_STATED EXERCISE_
Return all of the lines below exactly as they are.

──────────

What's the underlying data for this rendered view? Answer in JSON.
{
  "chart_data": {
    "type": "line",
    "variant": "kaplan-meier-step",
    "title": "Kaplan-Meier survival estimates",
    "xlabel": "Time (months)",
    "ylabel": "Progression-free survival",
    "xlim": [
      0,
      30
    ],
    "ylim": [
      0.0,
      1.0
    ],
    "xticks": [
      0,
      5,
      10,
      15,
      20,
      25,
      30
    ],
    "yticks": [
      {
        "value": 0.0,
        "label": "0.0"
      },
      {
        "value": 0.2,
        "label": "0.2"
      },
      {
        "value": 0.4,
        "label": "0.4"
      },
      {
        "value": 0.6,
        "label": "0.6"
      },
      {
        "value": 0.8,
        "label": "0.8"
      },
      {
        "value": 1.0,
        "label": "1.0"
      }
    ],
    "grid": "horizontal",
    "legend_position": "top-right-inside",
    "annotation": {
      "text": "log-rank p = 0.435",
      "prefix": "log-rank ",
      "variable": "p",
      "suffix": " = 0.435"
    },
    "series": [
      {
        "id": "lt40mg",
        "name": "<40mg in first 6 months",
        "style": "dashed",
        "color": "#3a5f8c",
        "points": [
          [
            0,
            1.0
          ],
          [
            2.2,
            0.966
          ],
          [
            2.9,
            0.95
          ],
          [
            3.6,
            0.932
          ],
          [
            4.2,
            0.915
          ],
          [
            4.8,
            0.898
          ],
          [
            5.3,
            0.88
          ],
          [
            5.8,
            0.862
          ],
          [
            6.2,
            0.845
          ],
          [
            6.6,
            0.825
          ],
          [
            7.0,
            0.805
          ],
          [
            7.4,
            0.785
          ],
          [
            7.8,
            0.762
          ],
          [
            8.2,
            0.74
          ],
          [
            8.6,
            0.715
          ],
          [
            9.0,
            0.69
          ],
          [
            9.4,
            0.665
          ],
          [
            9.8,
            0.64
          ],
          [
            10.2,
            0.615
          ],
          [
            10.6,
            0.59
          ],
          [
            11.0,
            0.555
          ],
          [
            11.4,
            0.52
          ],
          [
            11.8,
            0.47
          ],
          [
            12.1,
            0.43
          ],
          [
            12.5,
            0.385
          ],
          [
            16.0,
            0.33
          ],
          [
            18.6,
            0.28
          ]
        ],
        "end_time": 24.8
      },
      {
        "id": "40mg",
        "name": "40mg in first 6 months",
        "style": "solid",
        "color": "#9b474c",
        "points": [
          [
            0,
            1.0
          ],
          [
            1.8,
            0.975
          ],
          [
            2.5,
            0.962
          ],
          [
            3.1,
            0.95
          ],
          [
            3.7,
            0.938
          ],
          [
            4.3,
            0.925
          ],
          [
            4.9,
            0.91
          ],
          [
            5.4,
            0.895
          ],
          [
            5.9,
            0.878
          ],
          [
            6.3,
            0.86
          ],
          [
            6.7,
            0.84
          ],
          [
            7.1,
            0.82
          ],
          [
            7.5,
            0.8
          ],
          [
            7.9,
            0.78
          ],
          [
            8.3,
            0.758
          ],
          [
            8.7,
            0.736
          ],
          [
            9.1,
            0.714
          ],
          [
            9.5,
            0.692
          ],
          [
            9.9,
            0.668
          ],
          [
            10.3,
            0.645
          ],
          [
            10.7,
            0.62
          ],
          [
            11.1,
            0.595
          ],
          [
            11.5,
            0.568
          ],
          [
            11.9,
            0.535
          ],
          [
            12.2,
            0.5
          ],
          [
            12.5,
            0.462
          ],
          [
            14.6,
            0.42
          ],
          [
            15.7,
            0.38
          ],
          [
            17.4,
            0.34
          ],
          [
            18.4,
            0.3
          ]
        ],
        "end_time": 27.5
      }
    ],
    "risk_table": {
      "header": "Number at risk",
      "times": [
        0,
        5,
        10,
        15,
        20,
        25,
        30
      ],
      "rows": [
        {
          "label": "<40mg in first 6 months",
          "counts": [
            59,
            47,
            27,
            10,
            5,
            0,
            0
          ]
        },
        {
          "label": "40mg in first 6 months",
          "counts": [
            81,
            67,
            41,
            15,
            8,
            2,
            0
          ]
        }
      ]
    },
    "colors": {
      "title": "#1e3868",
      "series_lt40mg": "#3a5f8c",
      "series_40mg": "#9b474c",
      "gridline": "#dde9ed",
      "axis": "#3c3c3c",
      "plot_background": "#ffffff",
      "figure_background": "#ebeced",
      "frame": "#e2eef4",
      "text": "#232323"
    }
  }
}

──────────

_SOLUTION_
What's the underlying data for this rendered view? Answer in JSON.
{
  "chart_data": {
    "type": "line",
    "variant": "kaplan-meier-step",
    "title": "Kaplan-Meier survival estimates",
    "xlabel": "Time (months)",
    "ylabel": "Progression-free survival",
    "xlim": [
      0,
      30
    ],
    "ylim": [
      0.0,
      1.0
    ],
    "xticks": [
      0,
      5,
      10,
      15,
      20,
      25,
      30
    ],
    "yticks": [
      {
        "value": 0.0,
        "label": "0.0"
      },
      {
        "value": 0.2,
        "label": "0.2"
      },
      {
        "value": 0.4,
        "label": "0.4"
      },
      {
        "value": 0.6,
        "label": "0.6"
      },
      {
        "value": 0.8,
        "label": "0.8"
      },
      {
        "value": 1.0,
        "label": "1.0"
      }
    ],
    "grid": "horizontal",
    "legend_position": "top-right-inside",
    "annotation": {
      "text": "log-rank p = 0.435",
      "prefix": "log-rank ",
      "variable": "p",
      "suffix": " = 0.435"
    },
    "series": [
      {
        "id": "lt40mg",
        "name": "<40mg in first 6 months",
        "style": "dashed",
        "color": "#3a5f8c",
        "points": [
          [
            0,
            1.0
          ],
          [
            2.2,
            0.966
          ],
          [
            2.9,
            0.95
          ],
          [
            3.6,
            0.932
          ],
          [
            4.2,
            0.915
          ],
          [
            4.8,
            0.898
          ],
          [
            5.3,
            0.88
          ],
          [
            5.8,
            0.862
          ],
          [
            6.2,
            0.845
          ],
          [
            6.6,
            0.825
          ],
          [
            7.0,
            0.805
          ],
          [
            7.4,
            0.785
          ],
          [
            7.8,
            0.762
          ],
          [
            8.2,
            0.74
          ],
          [
            8.6,
            0.715
          ],
          [
            9.0,
            0.69
          ],
          [
            9.4,
            0.665
          ],
          [
            9.8,
            0.64
          ],
          [
            10.2,
            0.615
          ],
          [
            10.6,
            0.59
          ],
          [
            11.0,
            0.555
          ],
          [
            11.4,
            0.52
          ],
          [
            11.8,
            0.47
          ],
          [
            12.1,
            0.43
          ],
          [
            12.5,
            0.385
          ],
          [
            16.0,
            0.33
          ],
          [
            18.6,
            0.28
          ]
        ],
        "end_time": 24.8
      },
      {
        "id": "40mg",
        "name": "40mg in first 6 months",
        "style": "solid",
        "color": "#9b474c",
        "points": [
          [
            0,
            1.0
          ],
          [
            1.8,
            0.975
          ],
          [
            2.5,
            0.962
          ],
          [
            3.1,
            0.95
          ],
          [
            3.7,
            0.938
          ],
          [
            4.3,
            0.925
          ],
          [
            4.9,
            0.91
          ],
          [
            5.4,
            0.895
          ],
          [
            5.9,
            0.878
          ],
          [
            6.3,
            0.86
          ],
          [
            6.7,
            0.84
          ],
          [
            7.1,
            0.82
          ],
          [
            7.5,
            0.8
          ],
          [
            7.9,
            0.78
          ],
          [
            8.3,
            0.758
          ],
          [
            8.7,
            0.736
          ],
          [
            9.1,
            0.714
          ],
          [
            9.5,
            0.692
          ],
          [
            9.9,
            0.668
          ],
          [
            10.3,
            0.645
          ],
          [
            10.7,
            0.62
          ],
          [
            11.1,
            0.595
          ],
          [
            11.5,
            0.568
          ],
          [
            11.9,
            0.535
          ],
          [
            12.2,
            0.5
          ],
          [
            12.5,
            0.462
          ],
          [
            14.6,
            0.42
          ],
          [
            15.7,
            0.38
          ],
          [
            17.4,
            0.34
          ],
          [
            18.4,
            0.3
          ]
        ],
        "end_time": 27.5
      }
    ],
    "risk_table": {
      "header": "Number at risk",
      "times": [
        0,
        5,
        10,
        15,
        20,
        25,
        30
      ],
      "rows": [
        {
          "label": "<40mg in first 6 months",
          "counts": [
            59,
            47,
            27,
            10,
            5,
            0,
            0
          ]
        },
        {
          "label": "40mg in first 6 months",
          "counts": [
            81,
            67,
            41,
            15,
            8,
            2,
            0
          ]
        }
      ]
    },
    "colors": {
      "title": "#1e3868",
      "series_lt40mg": "#3a5f8c",
      "series_40mg": "#9b474c",
      "gridline": "#dde9ed",
      "axis": "#3c3c3c",
      "plot_background": "#ffffff",
      "figure_background": "#ebeced",
      "frame": "#e2eef4",
      "text": "#232323"
    }
  }
}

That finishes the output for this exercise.